■ **STATED TASK**
Draw out every line with the word "horizontal" from the listing below.

■ **AVAILABLE RECORDS**
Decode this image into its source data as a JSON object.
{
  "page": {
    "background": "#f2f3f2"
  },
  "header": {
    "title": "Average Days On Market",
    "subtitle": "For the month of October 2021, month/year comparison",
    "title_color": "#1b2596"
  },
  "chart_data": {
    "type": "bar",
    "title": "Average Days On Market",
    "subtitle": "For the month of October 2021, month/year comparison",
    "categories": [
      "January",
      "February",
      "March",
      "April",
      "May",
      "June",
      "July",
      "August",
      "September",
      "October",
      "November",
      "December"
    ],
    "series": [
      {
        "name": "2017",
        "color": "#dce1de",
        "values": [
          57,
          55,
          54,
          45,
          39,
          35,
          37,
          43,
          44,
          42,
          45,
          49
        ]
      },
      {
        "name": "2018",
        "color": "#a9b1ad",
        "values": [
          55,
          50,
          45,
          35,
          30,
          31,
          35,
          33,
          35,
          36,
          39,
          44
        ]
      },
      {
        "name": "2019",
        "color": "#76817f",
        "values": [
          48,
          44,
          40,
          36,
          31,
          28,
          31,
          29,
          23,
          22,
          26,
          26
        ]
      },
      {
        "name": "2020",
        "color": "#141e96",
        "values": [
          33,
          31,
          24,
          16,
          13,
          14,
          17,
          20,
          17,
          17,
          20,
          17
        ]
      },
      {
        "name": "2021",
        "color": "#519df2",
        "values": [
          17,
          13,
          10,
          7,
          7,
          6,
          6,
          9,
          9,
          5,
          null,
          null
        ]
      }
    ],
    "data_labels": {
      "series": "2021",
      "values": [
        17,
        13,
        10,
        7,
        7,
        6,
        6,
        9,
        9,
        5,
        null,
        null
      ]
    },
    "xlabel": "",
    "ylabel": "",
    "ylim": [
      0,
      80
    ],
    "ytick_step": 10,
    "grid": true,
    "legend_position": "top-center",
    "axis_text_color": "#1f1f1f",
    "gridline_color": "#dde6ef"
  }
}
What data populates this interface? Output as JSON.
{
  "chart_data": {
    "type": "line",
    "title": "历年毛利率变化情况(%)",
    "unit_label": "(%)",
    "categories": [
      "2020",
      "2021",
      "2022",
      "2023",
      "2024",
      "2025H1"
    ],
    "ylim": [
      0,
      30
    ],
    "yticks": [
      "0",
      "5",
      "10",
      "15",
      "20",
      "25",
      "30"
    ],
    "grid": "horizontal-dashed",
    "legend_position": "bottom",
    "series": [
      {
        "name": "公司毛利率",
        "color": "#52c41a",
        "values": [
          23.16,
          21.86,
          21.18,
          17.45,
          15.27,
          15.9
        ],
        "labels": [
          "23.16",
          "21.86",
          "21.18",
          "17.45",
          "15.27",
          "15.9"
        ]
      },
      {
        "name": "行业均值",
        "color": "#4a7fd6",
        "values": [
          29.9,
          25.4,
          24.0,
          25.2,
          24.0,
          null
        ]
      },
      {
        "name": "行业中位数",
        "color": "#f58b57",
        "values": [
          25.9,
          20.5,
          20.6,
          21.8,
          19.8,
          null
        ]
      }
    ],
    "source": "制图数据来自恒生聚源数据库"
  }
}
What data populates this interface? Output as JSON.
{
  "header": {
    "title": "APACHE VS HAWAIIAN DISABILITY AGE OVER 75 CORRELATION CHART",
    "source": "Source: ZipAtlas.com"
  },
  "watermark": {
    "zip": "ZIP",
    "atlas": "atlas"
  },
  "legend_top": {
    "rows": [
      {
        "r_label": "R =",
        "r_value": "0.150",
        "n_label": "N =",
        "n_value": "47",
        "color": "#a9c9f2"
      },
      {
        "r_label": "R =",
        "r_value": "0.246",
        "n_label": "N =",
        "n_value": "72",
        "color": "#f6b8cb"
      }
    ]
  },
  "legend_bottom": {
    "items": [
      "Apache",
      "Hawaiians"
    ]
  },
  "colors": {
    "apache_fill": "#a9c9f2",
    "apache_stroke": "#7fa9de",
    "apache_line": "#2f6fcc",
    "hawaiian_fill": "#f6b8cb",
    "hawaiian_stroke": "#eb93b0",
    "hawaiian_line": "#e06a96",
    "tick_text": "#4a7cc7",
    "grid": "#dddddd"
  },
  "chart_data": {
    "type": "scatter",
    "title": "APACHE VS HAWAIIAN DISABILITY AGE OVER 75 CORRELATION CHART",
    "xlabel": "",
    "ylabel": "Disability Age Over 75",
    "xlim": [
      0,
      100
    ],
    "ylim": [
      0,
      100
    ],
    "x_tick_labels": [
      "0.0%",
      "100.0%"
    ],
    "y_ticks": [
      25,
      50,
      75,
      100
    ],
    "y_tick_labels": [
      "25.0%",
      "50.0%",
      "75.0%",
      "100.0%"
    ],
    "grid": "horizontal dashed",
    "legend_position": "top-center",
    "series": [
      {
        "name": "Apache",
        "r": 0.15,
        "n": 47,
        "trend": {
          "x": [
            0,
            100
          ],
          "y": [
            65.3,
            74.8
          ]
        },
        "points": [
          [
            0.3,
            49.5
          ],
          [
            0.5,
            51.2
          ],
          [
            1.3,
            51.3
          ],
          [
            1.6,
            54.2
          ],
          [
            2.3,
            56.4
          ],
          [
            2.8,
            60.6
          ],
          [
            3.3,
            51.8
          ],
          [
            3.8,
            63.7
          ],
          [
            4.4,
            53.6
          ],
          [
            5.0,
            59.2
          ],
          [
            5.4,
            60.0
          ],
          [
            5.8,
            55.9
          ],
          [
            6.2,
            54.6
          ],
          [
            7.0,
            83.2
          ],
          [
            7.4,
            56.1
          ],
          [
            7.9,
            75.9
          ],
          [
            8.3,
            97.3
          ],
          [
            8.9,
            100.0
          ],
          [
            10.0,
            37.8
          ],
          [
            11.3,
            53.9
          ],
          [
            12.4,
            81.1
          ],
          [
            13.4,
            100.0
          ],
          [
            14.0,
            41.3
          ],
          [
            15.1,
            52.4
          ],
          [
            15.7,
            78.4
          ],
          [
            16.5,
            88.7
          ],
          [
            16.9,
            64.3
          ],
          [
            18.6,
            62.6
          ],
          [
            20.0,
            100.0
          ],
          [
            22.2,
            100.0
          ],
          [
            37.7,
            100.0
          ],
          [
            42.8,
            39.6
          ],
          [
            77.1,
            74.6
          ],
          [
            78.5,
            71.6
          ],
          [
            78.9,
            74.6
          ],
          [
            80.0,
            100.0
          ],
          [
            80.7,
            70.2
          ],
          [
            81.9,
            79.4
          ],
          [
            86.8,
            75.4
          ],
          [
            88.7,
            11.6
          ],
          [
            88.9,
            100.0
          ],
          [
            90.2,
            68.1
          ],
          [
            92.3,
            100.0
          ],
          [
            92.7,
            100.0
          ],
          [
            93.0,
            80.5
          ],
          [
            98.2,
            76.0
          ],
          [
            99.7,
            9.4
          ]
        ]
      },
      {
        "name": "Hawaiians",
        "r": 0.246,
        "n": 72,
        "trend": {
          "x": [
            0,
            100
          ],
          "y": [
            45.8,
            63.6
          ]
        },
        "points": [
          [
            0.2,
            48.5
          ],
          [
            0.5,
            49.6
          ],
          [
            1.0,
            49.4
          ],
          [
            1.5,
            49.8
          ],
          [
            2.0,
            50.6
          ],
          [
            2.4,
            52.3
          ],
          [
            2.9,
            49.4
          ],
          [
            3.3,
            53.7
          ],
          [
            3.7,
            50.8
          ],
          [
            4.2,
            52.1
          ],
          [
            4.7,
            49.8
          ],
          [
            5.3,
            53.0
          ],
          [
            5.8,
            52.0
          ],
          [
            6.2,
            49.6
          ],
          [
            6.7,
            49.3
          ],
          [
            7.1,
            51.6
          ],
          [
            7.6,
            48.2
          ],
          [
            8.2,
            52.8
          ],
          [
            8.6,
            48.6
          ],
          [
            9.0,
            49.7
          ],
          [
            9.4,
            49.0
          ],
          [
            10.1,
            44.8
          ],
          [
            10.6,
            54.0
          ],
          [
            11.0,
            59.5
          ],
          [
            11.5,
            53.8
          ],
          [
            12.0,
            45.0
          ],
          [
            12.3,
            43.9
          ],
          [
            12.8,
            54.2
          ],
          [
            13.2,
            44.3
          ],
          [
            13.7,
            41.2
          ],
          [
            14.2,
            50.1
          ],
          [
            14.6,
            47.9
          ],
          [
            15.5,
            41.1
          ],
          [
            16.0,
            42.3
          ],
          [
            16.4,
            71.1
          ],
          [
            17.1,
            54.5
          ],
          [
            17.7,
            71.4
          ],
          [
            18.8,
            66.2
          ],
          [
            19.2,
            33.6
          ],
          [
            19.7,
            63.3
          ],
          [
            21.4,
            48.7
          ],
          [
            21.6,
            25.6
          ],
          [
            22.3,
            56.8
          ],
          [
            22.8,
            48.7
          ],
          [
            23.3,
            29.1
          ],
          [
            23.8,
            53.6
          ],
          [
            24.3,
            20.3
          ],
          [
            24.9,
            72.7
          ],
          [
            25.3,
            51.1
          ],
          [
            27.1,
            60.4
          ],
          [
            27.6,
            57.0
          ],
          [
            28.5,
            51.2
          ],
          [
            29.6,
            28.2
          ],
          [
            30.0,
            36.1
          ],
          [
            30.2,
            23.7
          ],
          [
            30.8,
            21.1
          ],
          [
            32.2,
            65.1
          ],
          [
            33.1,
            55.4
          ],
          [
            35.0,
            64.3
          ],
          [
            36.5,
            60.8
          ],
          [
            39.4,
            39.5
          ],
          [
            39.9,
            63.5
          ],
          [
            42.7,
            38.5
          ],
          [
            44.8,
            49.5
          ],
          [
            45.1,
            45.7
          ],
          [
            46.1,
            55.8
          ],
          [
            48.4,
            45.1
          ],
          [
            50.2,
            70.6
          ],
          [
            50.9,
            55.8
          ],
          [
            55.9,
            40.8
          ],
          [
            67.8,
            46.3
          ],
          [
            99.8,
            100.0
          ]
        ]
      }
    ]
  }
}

■ **IN RESPONSE**
    "grid": "horizontal-dashed",
    "grid": "horizontal dashed",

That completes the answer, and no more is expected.